Extract every entry word for word.

═════ INPUT RECORDS ═════

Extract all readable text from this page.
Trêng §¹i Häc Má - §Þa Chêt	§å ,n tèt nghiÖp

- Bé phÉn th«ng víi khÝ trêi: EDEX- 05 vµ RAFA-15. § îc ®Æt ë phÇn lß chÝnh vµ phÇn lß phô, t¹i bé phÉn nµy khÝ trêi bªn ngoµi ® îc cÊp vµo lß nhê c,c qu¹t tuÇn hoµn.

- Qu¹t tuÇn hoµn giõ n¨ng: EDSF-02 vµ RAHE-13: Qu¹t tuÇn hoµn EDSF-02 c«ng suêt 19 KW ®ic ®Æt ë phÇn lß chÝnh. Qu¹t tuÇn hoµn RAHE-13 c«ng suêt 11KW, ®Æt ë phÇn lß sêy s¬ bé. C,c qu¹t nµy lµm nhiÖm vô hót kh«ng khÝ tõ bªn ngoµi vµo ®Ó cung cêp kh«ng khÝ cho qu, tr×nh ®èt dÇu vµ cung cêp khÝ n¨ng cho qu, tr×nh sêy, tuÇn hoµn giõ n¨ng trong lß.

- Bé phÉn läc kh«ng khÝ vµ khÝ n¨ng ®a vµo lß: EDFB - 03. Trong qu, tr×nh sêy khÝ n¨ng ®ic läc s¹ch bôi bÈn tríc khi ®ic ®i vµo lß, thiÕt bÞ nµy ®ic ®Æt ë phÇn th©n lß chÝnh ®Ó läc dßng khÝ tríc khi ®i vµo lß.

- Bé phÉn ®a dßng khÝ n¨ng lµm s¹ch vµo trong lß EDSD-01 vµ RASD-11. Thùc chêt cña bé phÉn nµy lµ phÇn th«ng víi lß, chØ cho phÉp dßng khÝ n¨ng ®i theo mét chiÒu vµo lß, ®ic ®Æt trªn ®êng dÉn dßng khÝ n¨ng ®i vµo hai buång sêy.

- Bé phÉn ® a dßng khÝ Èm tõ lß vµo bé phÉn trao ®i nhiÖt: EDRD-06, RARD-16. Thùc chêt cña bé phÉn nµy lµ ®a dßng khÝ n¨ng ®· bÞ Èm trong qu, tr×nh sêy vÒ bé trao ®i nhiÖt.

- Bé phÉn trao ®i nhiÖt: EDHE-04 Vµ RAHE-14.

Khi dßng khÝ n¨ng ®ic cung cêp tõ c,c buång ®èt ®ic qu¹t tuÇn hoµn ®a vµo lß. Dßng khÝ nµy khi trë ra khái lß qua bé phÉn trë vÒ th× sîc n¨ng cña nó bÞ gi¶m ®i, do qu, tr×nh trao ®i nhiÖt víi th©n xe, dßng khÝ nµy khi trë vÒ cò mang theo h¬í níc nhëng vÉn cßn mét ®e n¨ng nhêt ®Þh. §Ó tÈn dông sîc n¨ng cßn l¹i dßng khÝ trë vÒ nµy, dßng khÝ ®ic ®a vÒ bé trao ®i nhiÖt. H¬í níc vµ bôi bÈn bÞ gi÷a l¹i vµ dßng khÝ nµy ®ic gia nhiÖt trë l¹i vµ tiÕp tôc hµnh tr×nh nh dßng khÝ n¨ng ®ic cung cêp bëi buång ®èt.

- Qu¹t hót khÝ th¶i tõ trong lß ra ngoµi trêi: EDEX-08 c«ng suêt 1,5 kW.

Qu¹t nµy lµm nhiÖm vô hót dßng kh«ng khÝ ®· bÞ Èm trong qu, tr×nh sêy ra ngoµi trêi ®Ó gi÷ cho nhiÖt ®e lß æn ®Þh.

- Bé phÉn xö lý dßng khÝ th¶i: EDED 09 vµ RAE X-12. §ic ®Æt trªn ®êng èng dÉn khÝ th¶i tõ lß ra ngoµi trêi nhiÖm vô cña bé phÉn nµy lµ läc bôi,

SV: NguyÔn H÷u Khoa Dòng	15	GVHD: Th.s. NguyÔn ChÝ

═════

THE ANSWER:
Extract all readable text from this page.
Trêng §¹i Häc Má - §Þa Chêt	§å ,n tèt nghiÖp

- Bé phÉn th«ng víi khÝ trêi: EDEX- 05 vµ RAFA-15. § îc ®Æt ë phÇn lß chÝnh vµ phÇn lß phô, t¹i bé phÉn nµy khÝ trêi bªn ngoµi ® îc cÊp vµo lß nhê c,c qu¹t tuÇn hoµn.

- Qu¹t tuÇn hoµn giõ n¨ng: EDSF-02 vµ RAHE-13: Qu¹t tuÇn hoµn EDSF-02 c«ng suêt 19 KW ®ic ®Æt ë phÇn lß chÝnh. Qu¹t tuÇn hoµn RAHE-13 c«ng suêt 11KW, ®Æt ë phÇn lß sêy s¬ bé. C,c qu¹t nµy lµm nhiÖm vô hót kh«ng khÝ tõ bªn ngoµi vµo ®Ó cung cêp kh«ng khÝ cho qu, tr×nh ®èt dÇu vµ cung cêp khÝ n¨ng cho qu, tr×nh sêy, tuÇn hoµn giõ n¨ng trong lß.

- Bé phÉn läc kh«ng khÝ vµ khÝ n¨ng ®a vµo lß: EDFB - 03. Trong qu, tr×nh sêy khÝ n¨ng ®ic läc s¹ch bôi bÈn tríc khi ®ic ®i vµo lß, thiÕt bÞ nµy ®ic ®Æt ë phÇn th©n lß chÝnh ®Ó läc dßng khÝ tríc khi ®i vµo lß.

- Bé phÉn ®a dßng khÝ n¨ng lµm s¹ch vµo trong lß EDSD-01 vµ RASD-11. Thùc chêt cña bé phÉn nµy lµ phÇn th«ng víi lß, chØ cho phÉp dßng khÝ n¨ng ®i theo mét chiÒu vµo lß, ®ic ®Æt trªn ®êng dÉn dßng khÝ n¨ng ®i vµo hai buång sêy.

- Bé phÉn ® a dßng khÝ Èm tõ lß vµo bé phÉn trao ®i nhiÖt: EDRD-06, RARD-16. Thùc chêt cña bé phÉn nµy lµ ®a dßng khÝ n¨ng ®· bÞ Èm trong qu, tr×nh sêy vÒ bé trao ®i nhiÖt.

- Bé phÉn trao ®i nhiÖt: EDHE-04 Vµ RAHE-14.

Khi dßng khÝ n¨ng ®ic cung cêp tõ c,c buång ®èt ®ic qu¹t tuÇn hoµn ®a vµo lß. Dßng khÝ nµy khi trë ra khái lß qua bé phÉn trë vÒ th× sîc n¨ng cña nó bÞ gi¶m ®i, do qu, tr×nh trao ®i nhiÖt víi th©n xe, dßng khÝ nµy khi trë vÒ cò mang theo h¬í níc nhëng vÉn cßn mét ®e n¨ng nhêt ®Þh. §Ó tÈn dông sîc n¨ng cßn l¹i dßng khÝ trë vÒ nµy, dßng khÝ ®ic ®a vÒ bé trao ®i nhiÖt. H¬í níc vµ bôi bÈn bÞ gi÷a l¹i vµ dßng khÝ nµy ®ic gia nhiÖt trë l¹i vµ tiÕp tôc hµnh tr×nh nh dßng khÝ n¨ng ®ic cung cêp bëi buång ®èt.

- Qu¹t hót khÝ th¶i tõ trong lß ra ngoµi trêi: EDEX-08 c«ng suêt 1,5 kW.

Qu¹t nµy lµm nhiÖm vô hót dßng kh«ng khÝ ®· bÞ Èm trong qu, tr×nh sêy ra ngoµi trêi ®Ó gi÷ cho nhiÖt ®e lß æn ®Þh.

- Bé phÉn xö lý dßng khÝ th¶i: EDED 09 vµ RAE X-12. §ic ®Æt trªn ®êng èng dÉn khÝ th¶i tõ lß ra ngoµi trêi nhiÖm vô cña bé phÉn nµy lµ läc bôi,

SV: NguyÔn H÷u Khoa Dòng	15	GVHD: Th.s. NguyÔn ChÝ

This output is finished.